GOAL: Keep the pictures out of the copy and print all the entries below exactly.

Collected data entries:
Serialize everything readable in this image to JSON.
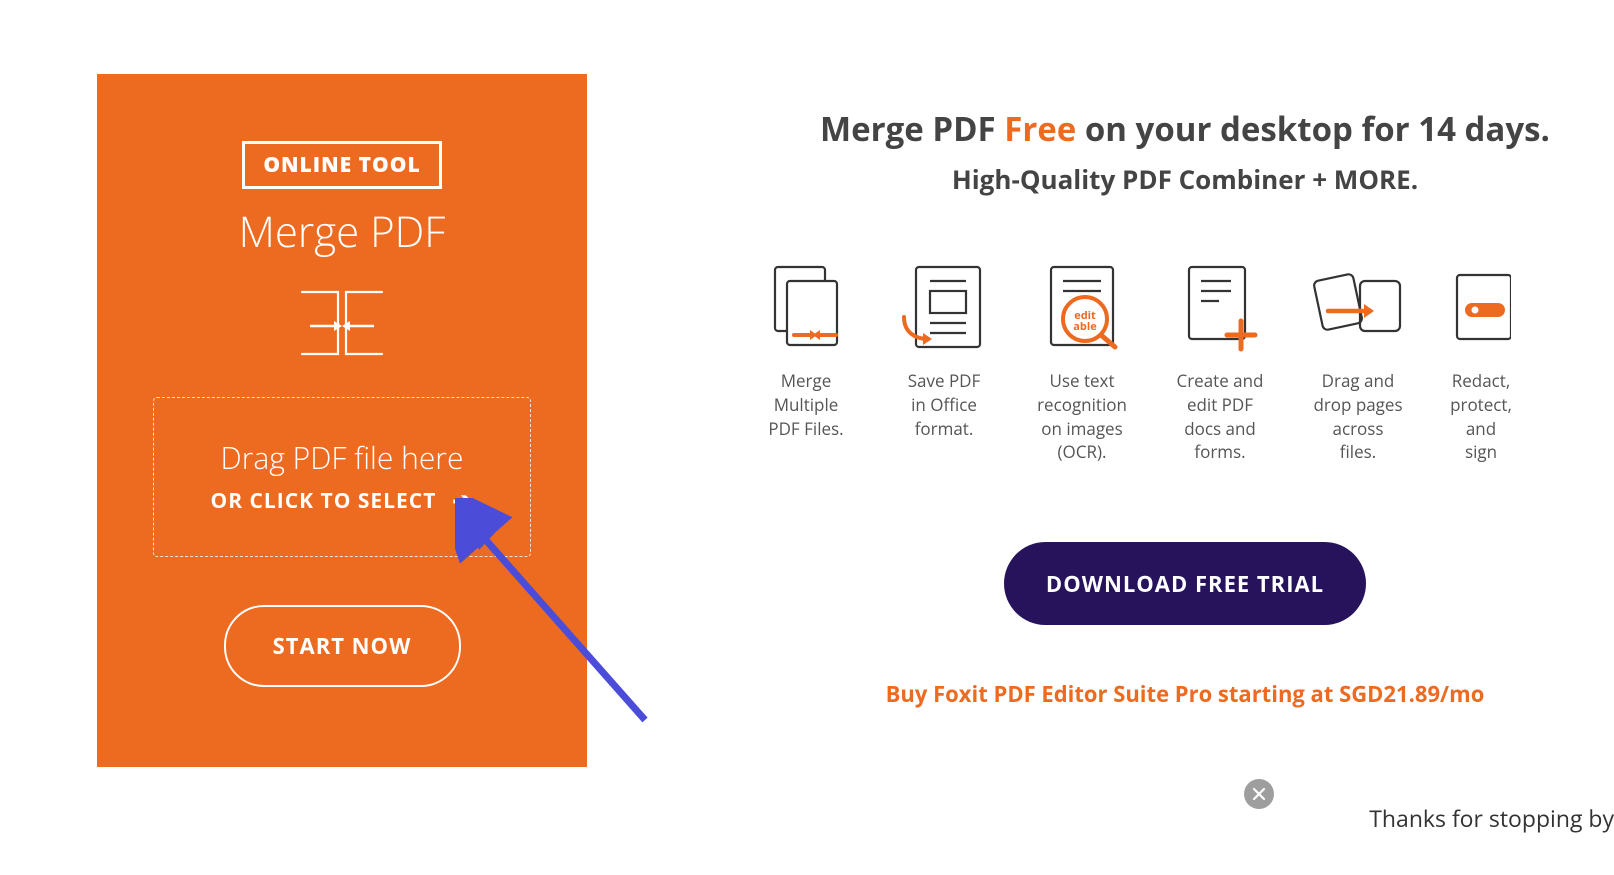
{
  "leftPanel": {
    "badge": "ONLINE TOOL",
    "title": "Merge PDF",
    "dropText1": "Drag PDF file here",
    "dropText2": "OR CLICK TO SELECT",
    "startNow": "START NOW"
  },
  "right": {
    "headlineA": "Merge PDF ",
    "headlineFree": "Free",
    "headlineB": " on your desktop for 14 days.",
    "sub": "High-Quality PDF Combiner + MORE.",
    "features": {
      "f1": "Merge Multiple PDF Files.",
      "f2": "Save PDF in Office format.",
      "f3": "Use text recognition on images (OCR).",
      "f4": "Create and edit PDF docs and forms.",
      "f5": "Drag and drop pages across files.",
      "f6": "Redact, protect, and sign"
    },
    "download": "DOWNLOAD FREE TRIAL",
    "buyLink": "Buy Foxit PDF Editor Suite Pro starting at SGD21.89/mo"
  },
  "chat": {
    "teaser": "Thanks for stopping by"
  }
}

FINAL RESULT:
Serialize everything readable in this image to JSON.
{
  "leftPanel": {
    "badge": "ONLINE TOOL",
    "title": "Merge PDF",
    "dropText1": "Drag PDF file here",
    "dropText2": "OR CLICK TO SELECT",
    "startNow": "START NOW"
  },
  "right": {
    "headlineA": "Merge PDF ",
    "headlineFree": "Free",
    "headlineB": " on your desktop for 14 days.",
    "sub": "High-Quality PDF Combiner + MORE.",
    "features": {
      "f1": "Merge Multiple PDF Files.",
      "f2": "Save PDF in Office format.",
      "f3": "Use text recognition on images (OCR).",
      "f4": "Create and edit PDF docs and forms.",
      "f5": "Drag and drop pages across files.",
      "f6": "Redact, protect, and sign"
    },
    "download": "DOWNLOAD FREE TRIAL",
    "buyLink": "Buy Foxit PDF Editor Suite Pro starting at SGD21.89/mo"
  },
  "chat": {
    "teaser": "Thanks for stopping by"
  }
}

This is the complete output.